* **What needs to be done**
Count how many lines hold the string "核算数据的核查", and give only that number.

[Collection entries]
- - -
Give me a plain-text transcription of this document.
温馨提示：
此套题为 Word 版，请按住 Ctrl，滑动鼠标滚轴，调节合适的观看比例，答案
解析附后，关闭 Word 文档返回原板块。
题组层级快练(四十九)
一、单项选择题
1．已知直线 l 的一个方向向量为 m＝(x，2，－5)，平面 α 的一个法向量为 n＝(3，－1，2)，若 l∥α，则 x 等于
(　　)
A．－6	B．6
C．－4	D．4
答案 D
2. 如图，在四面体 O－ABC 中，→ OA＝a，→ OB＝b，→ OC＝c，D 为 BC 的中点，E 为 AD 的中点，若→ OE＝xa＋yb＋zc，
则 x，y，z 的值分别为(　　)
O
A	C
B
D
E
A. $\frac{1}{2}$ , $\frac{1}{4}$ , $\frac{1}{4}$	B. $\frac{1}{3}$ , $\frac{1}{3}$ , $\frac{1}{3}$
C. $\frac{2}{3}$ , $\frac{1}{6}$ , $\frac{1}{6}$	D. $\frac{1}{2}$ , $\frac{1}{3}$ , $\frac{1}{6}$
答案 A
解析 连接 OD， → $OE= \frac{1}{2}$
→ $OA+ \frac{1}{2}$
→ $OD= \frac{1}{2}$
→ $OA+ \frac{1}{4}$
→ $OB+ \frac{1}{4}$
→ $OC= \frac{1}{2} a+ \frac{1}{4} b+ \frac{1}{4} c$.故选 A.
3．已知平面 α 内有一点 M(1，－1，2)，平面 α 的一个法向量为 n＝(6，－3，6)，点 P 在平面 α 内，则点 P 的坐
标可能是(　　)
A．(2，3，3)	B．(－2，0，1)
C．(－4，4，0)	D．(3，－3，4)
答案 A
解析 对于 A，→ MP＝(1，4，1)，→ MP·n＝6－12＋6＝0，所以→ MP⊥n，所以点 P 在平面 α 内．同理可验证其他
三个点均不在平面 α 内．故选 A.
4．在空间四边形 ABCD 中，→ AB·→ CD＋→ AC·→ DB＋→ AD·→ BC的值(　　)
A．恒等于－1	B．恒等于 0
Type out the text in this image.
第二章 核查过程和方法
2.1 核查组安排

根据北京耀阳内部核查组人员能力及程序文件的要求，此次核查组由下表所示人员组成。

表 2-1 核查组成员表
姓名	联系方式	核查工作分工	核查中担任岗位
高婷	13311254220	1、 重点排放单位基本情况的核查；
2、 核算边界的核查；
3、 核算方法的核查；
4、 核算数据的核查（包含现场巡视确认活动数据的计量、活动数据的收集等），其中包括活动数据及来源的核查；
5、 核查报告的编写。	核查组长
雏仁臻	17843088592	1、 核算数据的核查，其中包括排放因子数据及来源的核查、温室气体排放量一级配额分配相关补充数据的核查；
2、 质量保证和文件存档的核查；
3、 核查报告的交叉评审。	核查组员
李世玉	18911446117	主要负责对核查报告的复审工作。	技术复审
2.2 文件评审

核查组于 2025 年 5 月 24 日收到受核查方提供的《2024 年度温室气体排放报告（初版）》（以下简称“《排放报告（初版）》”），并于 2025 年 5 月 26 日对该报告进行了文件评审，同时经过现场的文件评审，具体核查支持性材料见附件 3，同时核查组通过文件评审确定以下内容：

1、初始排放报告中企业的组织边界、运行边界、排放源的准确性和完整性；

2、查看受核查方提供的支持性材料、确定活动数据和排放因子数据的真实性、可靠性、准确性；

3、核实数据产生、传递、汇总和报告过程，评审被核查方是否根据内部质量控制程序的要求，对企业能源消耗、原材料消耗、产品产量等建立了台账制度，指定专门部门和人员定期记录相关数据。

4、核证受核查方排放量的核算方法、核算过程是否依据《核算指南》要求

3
- - -
* **Completed task**
2